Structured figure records
..............................

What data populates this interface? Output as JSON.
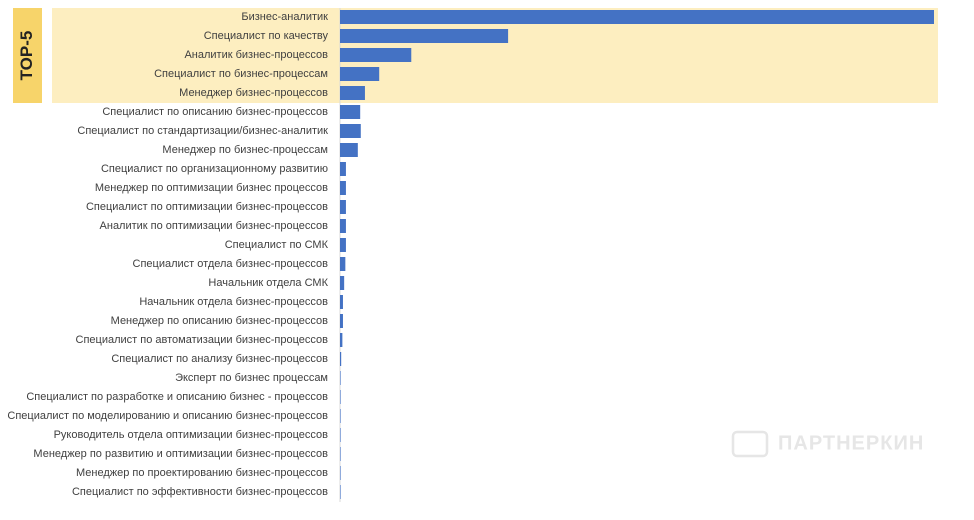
{
  "chart_data": {
    "type": "hbar",
    "highlight_label": "TOP-5",
    "highlight_count": 5,
    "watermark": "ПАРТНЕРКИН",
    "color": "#4472c4",
    "highlight_color": "#fdeec0",
    "xlim": [
      0,
      100
    ],
    "categories": [
      "Бизнес-аналитик",
      "Специалист по качеству",
      "Аналитик бизнес-процессов",
      "Специалист по бизнес-процессам",
      "Менеджер бизнес-процессов",
      "Специалист по описанию бизнес-процессов",
      "Специалист по стандартизации/бизнес-аналитик",
      "Менеджер по бизнес-процессам",
      "Специалист по организационному развитию",
      "Менеджер по оптимизации бизнес процессов",
      "Специалист по оптимизации бизнес-процессов",
      "Аналитик по оптимизации бизнес-процессов",
      "Специалист по СМК",
      "Специалист отдела бизнес-процессов",
      "Начальник отдела СМК",
      "Начальник отдела бизнес-процессов",
      "Менеджер по описанию бизнес-процессов",
      "Специалист по автоматизации бизнес-процессов",
      "Специалист по анализу бизнес-процессов",
      "Эксперт по бизнес процессам",
      "Специалист по разработке и описанию бизнес - процессов",
      "Специалист по моделированию и описанию бизнес-процессов",
      "Руководитель отдела оптимизации бизнес-процессов",
      "Менеджер по развитию и оптимизации бизнес-процессов",
      "Менеджер по проектированию бизнес-процессов",
      "Специалист по эффективности бизнес-процессов"
    ],
    "values": [
      100,
      28.3,
      12,
      6.6,
      4.2,
      3.4,
      3.5,
      3.0,
      1.0,
      1.0,
      1.0,
      1.0,
      1.0,
      0.9,
      0.7,
      0.5,
      0.5,
      0.4,
      0.2,
      0.1,
      0.1,
      0.1,
      0.1,
      0.1,
      0.1,
      0.1
    ]
  }
}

..............................

Short exercise
Repeat the material above in full and unchanged, minus its images.

Solution for this problem
What data populates this interface? Output as JSON.
{
  "chart_data": {
    "type": "hbar",
    "highlight_label": "TOP-5",
    "highlight_count": 5,
    "watermark": "ПАРТНЕРКИН",
    "color": "#4472c4",
    "highlight_color": "#fdeec0",
    "xlim": [
      0,
      100
    ],
    "categories": [
      "Бизнес-аналитик",
      "Специалист по качеству",
      "Аналитик бизнес-процессов",
      "Специалист по бизнес-процессам",
      "Менеджер бизнес-процессов",
      "Специалист по описанию бизнес-процессов",
      "Специалист по стандартизации/бизнес-аналитик",
      "Менеджер по бизнес-процессам",
      "Специалист по организационному развитию",
      "Менеджер по оптимизации бизнес процессов",
      "Специалист по оптимизации бизнес-процессов",
      "Аналитик по оптимизации бизнес-процессов",
      "Специалист по СМК",
      "Специалист отдела бизнес-процессов",
      "Начальник отдела СМК",
      "Начальник отдела бизнес-процессов",
      "Менеджер по описанию бизнес-процессов",
      "Специалист по автоматизации бизнес-процессов",
      "Специалист по анализу бизнес-процессов",
      "Эксперт по бизнес процессам",
      "Специалист по разработке и описанию бизнес - процессов",
      "Специалист по моделированию и описанию бизнес-процессов",
      "Руководитель отдела оптимизации бизнес-процессов",
      "Менеджер по развитию и оптимизации бизнес-процессов",
      "Менеджер по проектированию бизнес-процессов",
      "Специалист по эффективности бизнес-процессов"
    ],
    "values": [
      100,
      28.3,
      12,
      6.6,
      4.2,
      3.4,
      3.5,
      3.0,
      1.0,
      1.0,
      1.0,
      1.0,
      1.0,
      0.9,
      0.7,
      0.5,
      0.5,
      0.4,
      0.2,
      0.1,
      0.1,
      0.1,
      0.1,
      0.1,
      0.1,
      0.1
    ]
  }
}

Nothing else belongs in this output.